** begin **
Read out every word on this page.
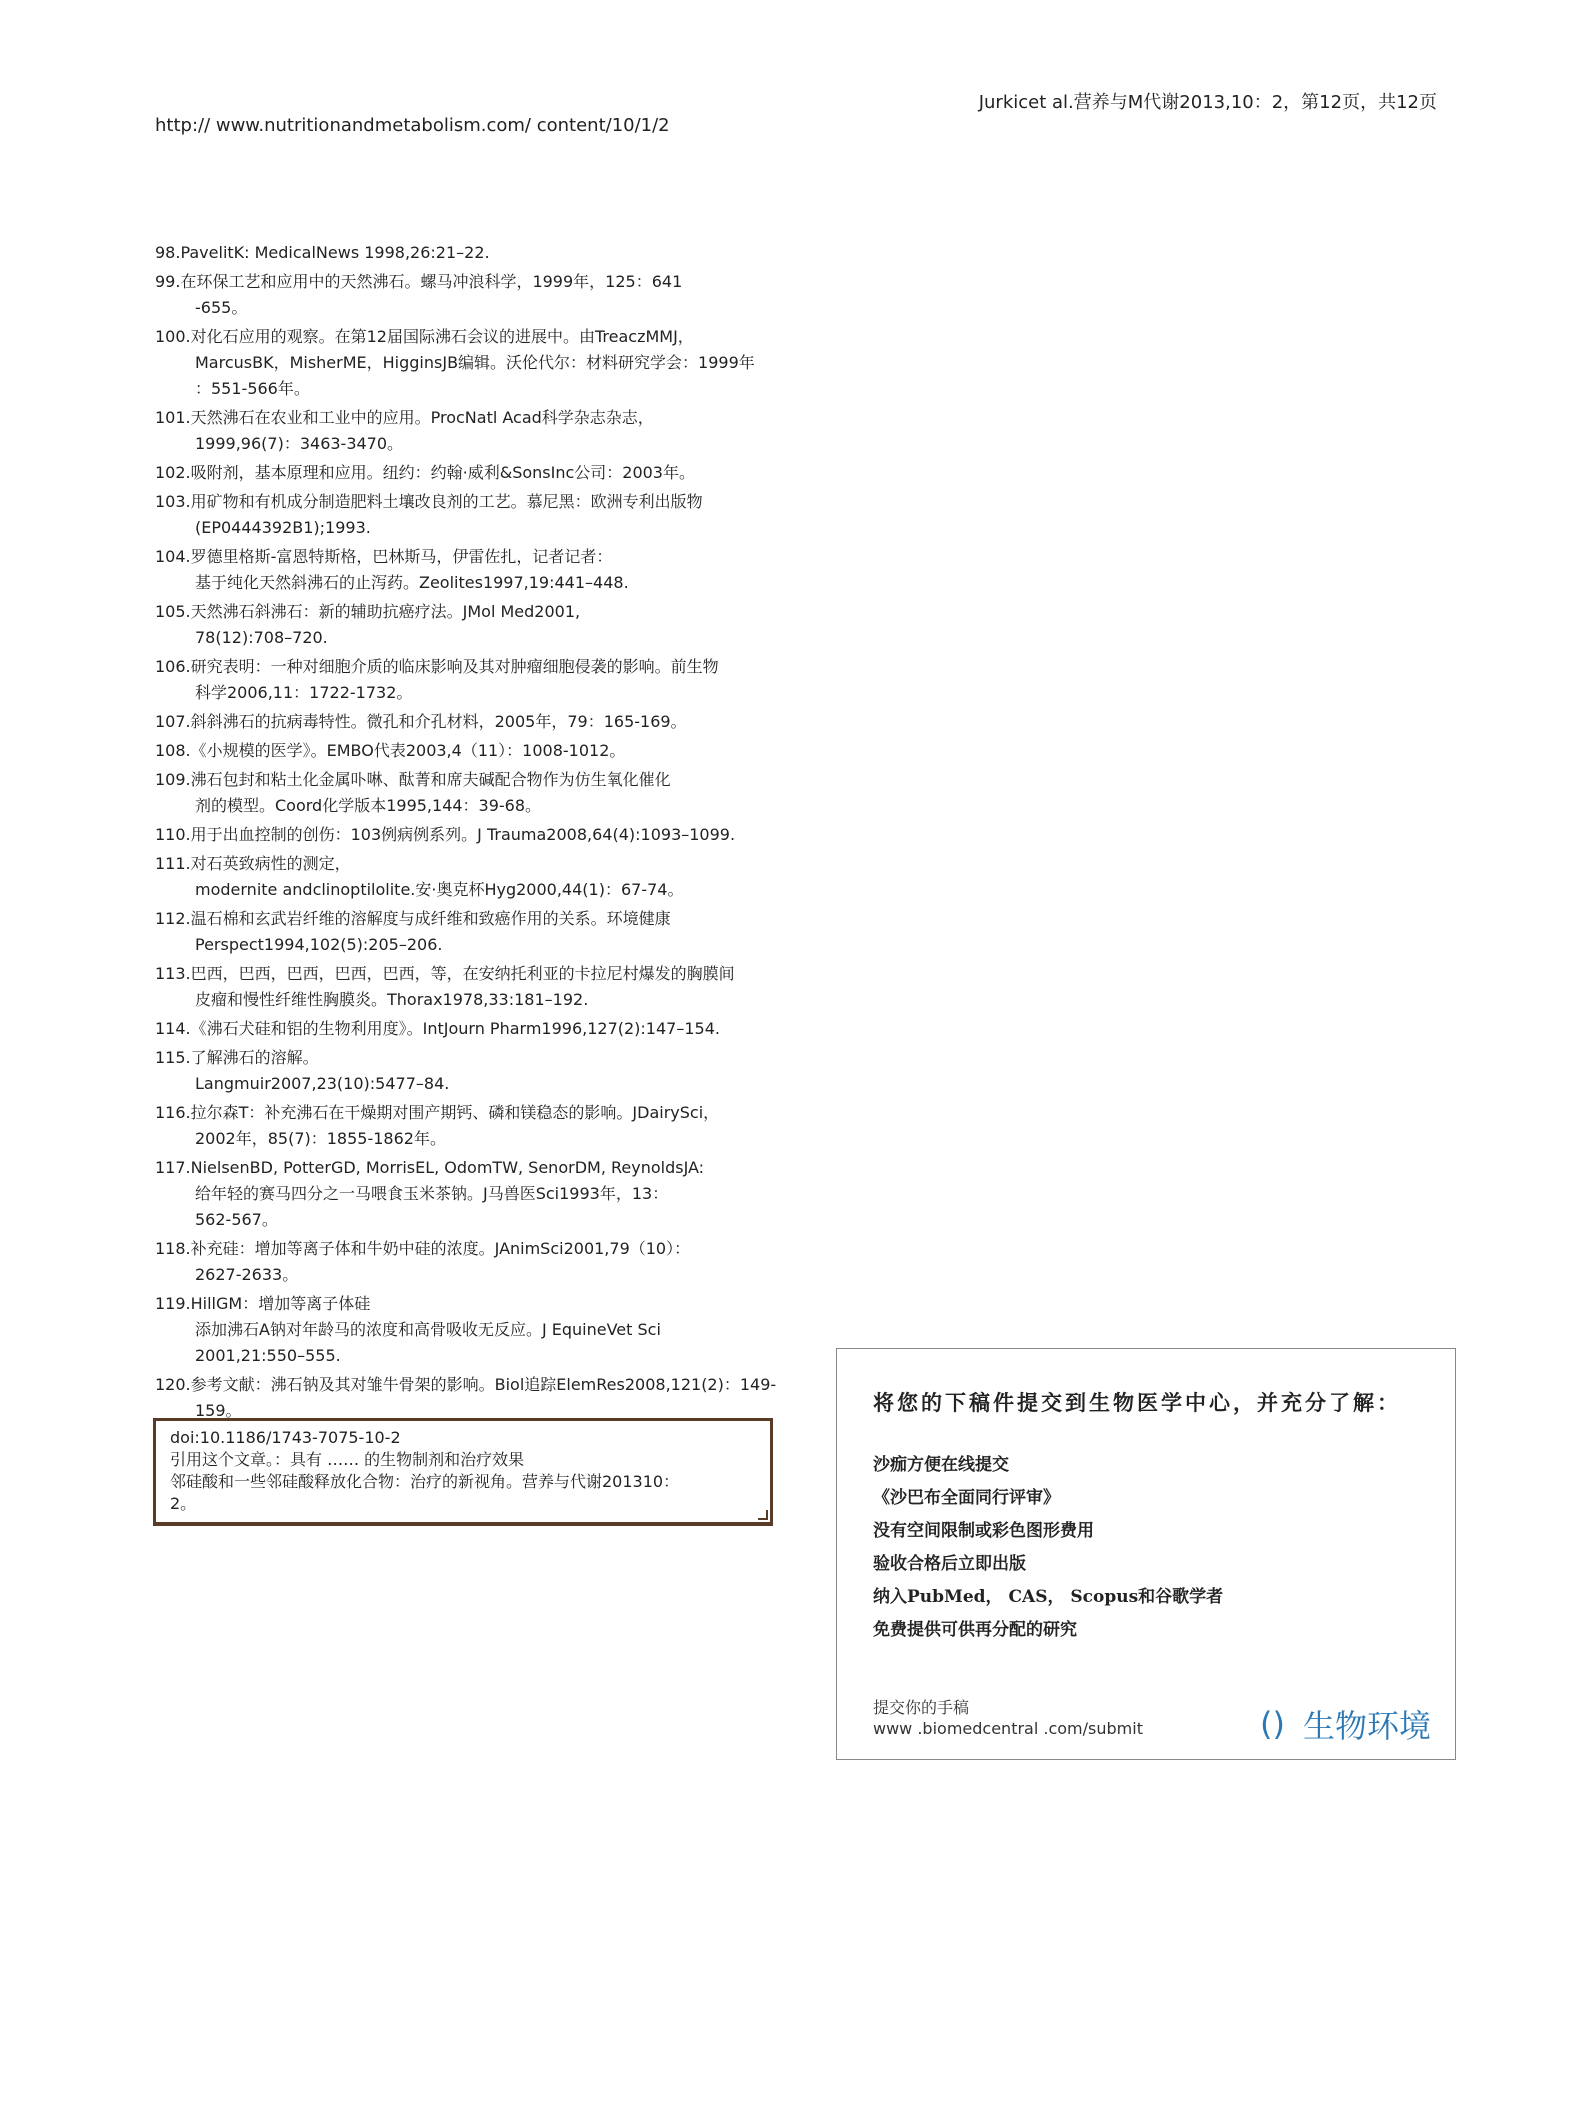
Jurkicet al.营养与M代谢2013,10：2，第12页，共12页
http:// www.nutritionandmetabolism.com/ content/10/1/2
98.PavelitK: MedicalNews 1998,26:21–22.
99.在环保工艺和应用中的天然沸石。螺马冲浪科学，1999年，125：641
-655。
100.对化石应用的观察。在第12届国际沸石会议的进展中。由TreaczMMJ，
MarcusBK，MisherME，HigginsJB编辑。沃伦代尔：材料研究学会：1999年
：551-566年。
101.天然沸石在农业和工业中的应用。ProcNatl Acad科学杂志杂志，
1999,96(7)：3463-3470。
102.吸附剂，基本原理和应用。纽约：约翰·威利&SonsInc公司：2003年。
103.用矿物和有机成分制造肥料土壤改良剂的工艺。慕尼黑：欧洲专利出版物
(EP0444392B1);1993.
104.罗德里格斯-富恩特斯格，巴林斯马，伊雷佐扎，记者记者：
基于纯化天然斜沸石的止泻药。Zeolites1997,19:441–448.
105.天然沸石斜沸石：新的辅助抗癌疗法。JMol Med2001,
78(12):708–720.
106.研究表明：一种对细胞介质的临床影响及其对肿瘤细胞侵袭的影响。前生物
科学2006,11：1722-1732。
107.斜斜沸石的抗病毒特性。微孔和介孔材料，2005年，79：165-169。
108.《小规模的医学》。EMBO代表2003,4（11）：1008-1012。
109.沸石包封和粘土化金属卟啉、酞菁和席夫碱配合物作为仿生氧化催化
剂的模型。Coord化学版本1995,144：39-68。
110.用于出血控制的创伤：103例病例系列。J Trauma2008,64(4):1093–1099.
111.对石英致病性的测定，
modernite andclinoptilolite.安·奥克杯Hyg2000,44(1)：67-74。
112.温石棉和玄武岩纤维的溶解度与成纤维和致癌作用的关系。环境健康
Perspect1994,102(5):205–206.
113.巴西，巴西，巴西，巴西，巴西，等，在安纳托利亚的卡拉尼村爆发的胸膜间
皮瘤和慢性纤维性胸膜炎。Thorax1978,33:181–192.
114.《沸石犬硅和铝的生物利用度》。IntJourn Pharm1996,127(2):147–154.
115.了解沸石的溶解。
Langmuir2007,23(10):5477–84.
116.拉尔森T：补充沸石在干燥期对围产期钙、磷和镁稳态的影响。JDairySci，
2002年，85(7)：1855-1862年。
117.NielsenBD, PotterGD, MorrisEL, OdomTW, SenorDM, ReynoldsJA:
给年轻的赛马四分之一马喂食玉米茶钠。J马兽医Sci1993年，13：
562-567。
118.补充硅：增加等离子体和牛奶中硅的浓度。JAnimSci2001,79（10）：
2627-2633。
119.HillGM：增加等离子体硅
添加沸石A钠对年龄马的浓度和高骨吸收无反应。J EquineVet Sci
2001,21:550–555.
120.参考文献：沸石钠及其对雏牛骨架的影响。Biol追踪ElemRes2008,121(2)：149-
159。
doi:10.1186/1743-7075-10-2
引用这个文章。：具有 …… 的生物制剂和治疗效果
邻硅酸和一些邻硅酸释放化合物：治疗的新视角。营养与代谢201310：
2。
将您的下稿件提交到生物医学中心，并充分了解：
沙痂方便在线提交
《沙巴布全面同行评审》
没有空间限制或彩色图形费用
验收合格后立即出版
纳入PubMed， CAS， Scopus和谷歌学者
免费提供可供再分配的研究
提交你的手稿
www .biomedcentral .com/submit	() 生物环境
** end **
§ **Problem details**: Print the complete listing exactly, apart from any pictures.

§ **Solution for this problem**:
Read out every word on this page.
Jurkicet al.营养与M代谢2013,10：2，第12页，共12页
http:// www.nutritionandmetabolism.com/ content/10/1/2
98.PavelitK: MedicalNews 1998,26:21–22.
99.在环保工艺和应用中的天然沸石。螺马冲浪科学，1999年，125：641
-655。
100.对化石应用的观察。在第12届国际沸石会议的进展中。由TreaczMMJ，
MarcusBK，MisherME，HigginsJB编辑。沃伦代尔：材料研究学会：1999年
：551-566年。
101.天然沸石在农业和工业中的应用。ProcNatl Acad科学杂志杂志，
1999,96(7)：3463-3470。
102.吸附剂，基本原理和应用。纽约：约翰·威利&SonsInc公司：2003年。
103.用矿物和有机成分制造肥料土壤改良剂的工艺。慕尼黑：欧洲专利出版物
(EP0444392B1);1993.
104.罗德里格斯-富恩特斯格，巴林斯马，伊雷佐扎，记者记者：
基于纯化天然斜沸石的止泻药。Zeolites1997,19:441–448.
105.天然沸石斜沸石：新的辅助抗癌疗法。JMol Med2001,
78(12):708–720.
106.研究表明：一种对细胞介质的临床影响及其对肿瘤细胞侵袭的影响。前生物
科学2006,11：1722-1732。
107.斜斜沸石的抗病毒特性。微孔和介孔材料，2005年，79：165-169。
108.《小规模的医学》。EMBO代表2003,4（11）：1008-1012。
109.沸石包封和粘土化金属卟啉、酞菁和席夫碱配合物作为仿生氧化催化
剂的模型。Coord化学版本1995,144：39-68。
110.用于出血控制的创伤：103例病例系列。J Trauma2008,64(4):1093–1099.
111.对石英致病性的测定，
modernite andclinoptilolite.安·奥克杯Hyg2000,44(1)：67-74。
112.温石棉和玄武岩纤维的溶解度与成纤维和致癌作用的关系。环境健康
Perspect1994,102(5):205–206.
113.巴西，巴西，巴西，巴西，巴西，等，在安纳托利亚的卡拉尼村爆发的胸膜间
皮瘤和慢性纤维性胸膜炎。Thorax1978,33:181–192.
114.《沸石犬硅和铝的生物利用度》。IntJourn Pharm1996,127(2):147–154.
115.了解沸石的溶解。
Langmuir2007,23(10):5477–84.
116.拉尔森T：补充沸石在干燥期对围产期钙、磷和镁稳态的影响。JDairySci，
2002年，85(7)：1855-1862年。
117.NielsenBD, PotterGD, MorrisEL, OdomTW, SenorDM, ReynoldsJA:
给年轻的赛马四分之一马喂食玉米茶钠。J马兽医Sci1993年，13：
562-567。
118.补充硅：增加等离子体和牛奶中硅的浓度。JAnimSci2001,79（10）：
2627-2633。
119.HillGM：增加等离子体硅
添加沸石A钠对年龄马的浓度和高骨吸收无反应。J EquineVet Sci
2001,21:550–555.
120.参考文献：沸石钠及其对雏牛骨架的影响。Biol追踪ElemRes2008,121(2)：149-
159。
doi:10.1186/1743-7075-10-2
引用这个文章。：具有 …… 的生物制剂和治疗效果
邻硅酸和一些邻硅酸释放化合物：治疗的新视角。营养与代谢201310：
2。
将您的下稿件提交到生物医学中心，并充分了解：
沙痂方便在线提交
《沙巴布全面同行评审》
没有空间限制或彩色图形费用
验收合格后立即出版
纳入PubMed， CAS， Scopus和谷歌学者
免费提供可供再分配的研究
提交你的手稿
www .biomedcentral .com/submit	() 生物环境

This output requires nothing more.